## DATASET ENTRIES
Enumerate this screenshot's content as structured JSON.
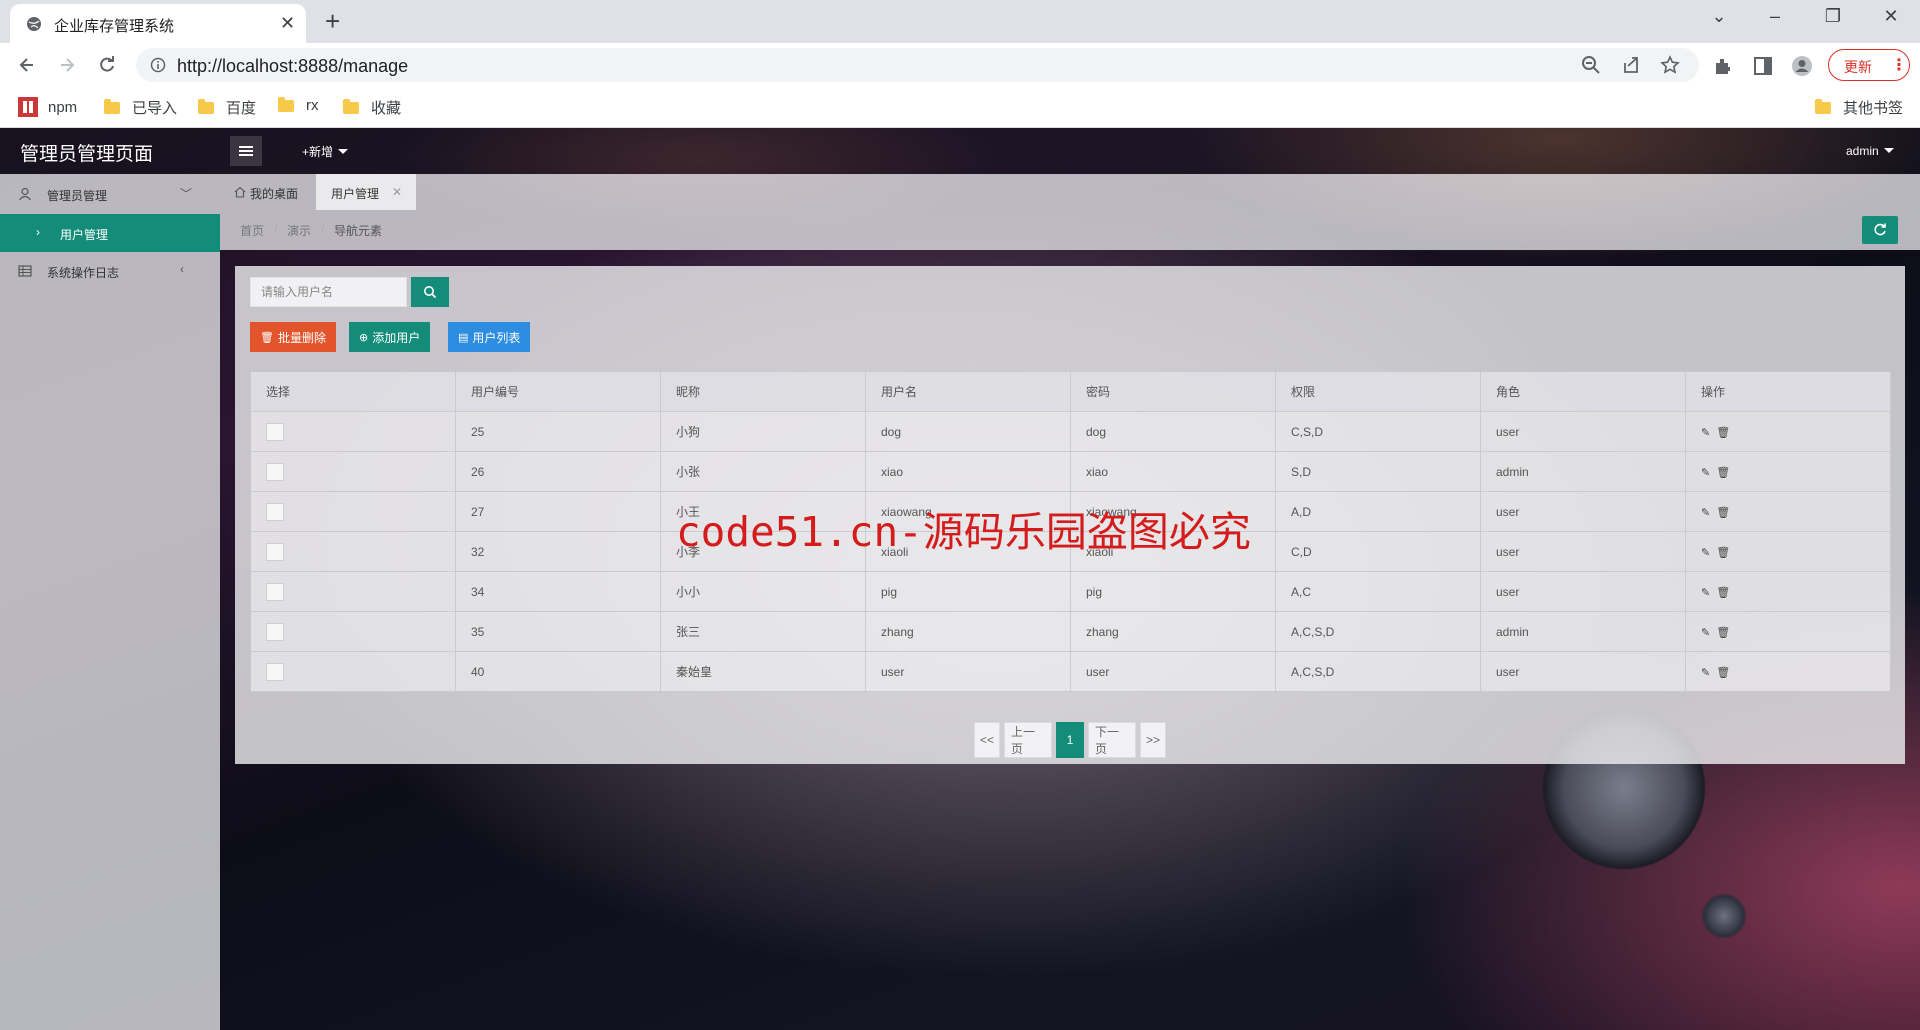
{
  "browser": {
    "tab_title": "企业库存管理系统",
    "url": "http://localhost:8888/manage",
    "update_label": "更新",
    "bookmarks": [
      "npm",
      "已导入",
      "百度",
      "rx",
      "收藏"
    ],
    "other_bookmarks": "其他书签"
  },
  "header": {
    "title": "管理员管理页面",
    "new_label": "+新增",
    "user_label": "admin"
  },
  "sidebar": {
    "items": [
      {
        "label": "管理员管理",
        "icon": "user-icon"
      },
      {
        "label": "用户管理",
        "icon": "chevron-right-icon"
      },
      {
        "label": "系统操作日志",
        "icon": "table-icon"
      }
    ]
  },
  "page_tabs": {
    "home": "我的桌面",
    "current": "用户管理"
  },
  "breadcrumb": [
    "首页",
    "演示",
    "导航元素"
  ],
  "search": {
    "placeholder": "请输入用户名"
  },
  "actions": {
    "batch_delete": "批量删除",
    "add_user": "添加用户",
    "user_list": "用户列表"
  },
  "table": {
    "headers": [
      "选择",
      "用户编号",
      "昵称",
      "用户名",
      "密码",
      "权限",
      "角色",
      "操作"
    ],
    "rows": [
      {
        "id": "25",
        "nickname": "小狗",
        "username": "dog",
        "password": "dog",
        "perm": "C,S,D",
        "role": "user"
      },
      {
        "id": "26",
        "nickname": "小张",
        "username": "xiao",
        "password": "xiao",
        "perm": "S,D",
        "role": "admin"
      },
      {
        "id": "27",
        "nickname": "小王",
        "username": "xiaowang",
        "password": "xiaowang",
        "perm": "A,D",
        "role": "user"
      },
      {
        "id": "32",
        "nickname": "小李",
        "username": "xiaoli",
        "password": "xiaoli",
        "perm": "C,D",
        "role": "user"
      },
      {
        "id": "34",
        "nickname": "小小",
        "username": "pig",
        "password": "pig",
        "perm": "A,C",
        "role": "user"
      },
      {
        "id": "35",
        "nickname": "张三",
        "username": "zhang",
        "password": "zhang",
        "perm": "A,C,S,D",
        "role": "admin"
      },
      {
        "id": "40",
        "nickname": "秦始皇",
        "username": "user",
        "password": "user",
        "perm": "A,C,S,D",
        "role": "user"
      }
    ]
  },
  "pager": {
    "first": "<<",
    "prev": "上一页",
    "current": "1",
    "next": "下一页",
    "last": ">>"
  },
  "watermark": "code51.cn-源码乐园盗图必究",
  "colors": {
    "primary": "#138d7a",
    "danger": "#e2552c",
    "info": "#2d8de0"
  }
}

## WORK TO COMPLETE
Do not copy the pictures, but repeat every line exactly.

## EXERCISE RESPONSE
Enumerate this screenshot's content as structured JSON.
{
  "browser": {
    "tab_title": "企业库存管理系统",
    "url": "http://localhost:8888/manage",
    "update_label": "更新",
    "bookmarks": [
      "npm",
      "已导入",
      "百度",
      "rx",
      "收藏"
    ],
    "other_bookmarks": "其他书签"
  },
  "header": {
    "title": "管理员管理页面",
    "new_label": "+新增",
    "user_label": "admin"
  },
  "sidebar": {
    "items": [
      {
        "label": "管理员管理",
        "icon": "user-icon"
      },
      {
        "label": "用户管理",
        "icon": "chevron-right-icon"
      },
      {
        "label": "系统操作日志",
        "icon": "table-icon"
      }
    ]
  },
  "page_tabs": {
    "home": "我的桌面",
    "current": "用户管理"
  },
  "breadcrumb": [
    "首页",
    "演示",
    "导航元素"
  ],
  "search": {
    "placeholder": "请输入用户名"
  },
  "actions": {
    "batch_delete": "批量删除",
    "add_user": "添加用户",
    "user_list": "用户列表"
  },
  "table": {
    "headers": [
      "选择",
      "用户编号",
      "昵称",
      "用户名",
      "密码",
      "权限",
      "角色",
      "操作"
    ],
    "rows": [
      {
        "id": "25",
        "nickname": "小狗",
        "username": "dog",
        "password": "dog",
        "perm": "C,S,D",
        "role": "user"
      },
      {
        "id": "26",
        "nickname": "小张",
        "username": "xiao",
        "password": "xiao",
        "perm": "S,D",
        "role": "admin"
      },
      {
        "id": "27",
        "nickname": "小王",
        "username": "xiaowang",
        "password": "xiaowang",
        "perm": "A,D",
        "role": "user"
      },
      {
        "id": "32",
        "nickname": "小李",
        "username": "xiaoli",
        "password": "xiaoli",
        "perm": "C,D",
        "role": "user"
      },
      {
        "id": "34",
        "nickname": "小小",
        "username": "pig",
        "password": "pig",
        "perm": "A,C",
        "role": "user"
      },
      {
        "id": "35",
        "nickname": "张三",
        "username": "zhang",
        "password": "zhang",
        "perm": "A,C,S,D",
        "role": "admin"
      },
      {
        "id": "40",
        "nickname": "秦始皇",
        "username": "user",
        "password": "user",
        "perm": "A,C,S,D",
        "role": "user"
      }
    ]
  },
  "pager": {
    "first": "<<",
    "prev": "上一页",
    "current": "1",
    "next": "下一页",
    "last": ">>"
  },
  "watermark": "code51.cn-源码乐园盗图必究",
  "colors": {
    "primary": "#138d7a",
    "danger": "#e2552c",
    "info": "#2d8de0"
  }
}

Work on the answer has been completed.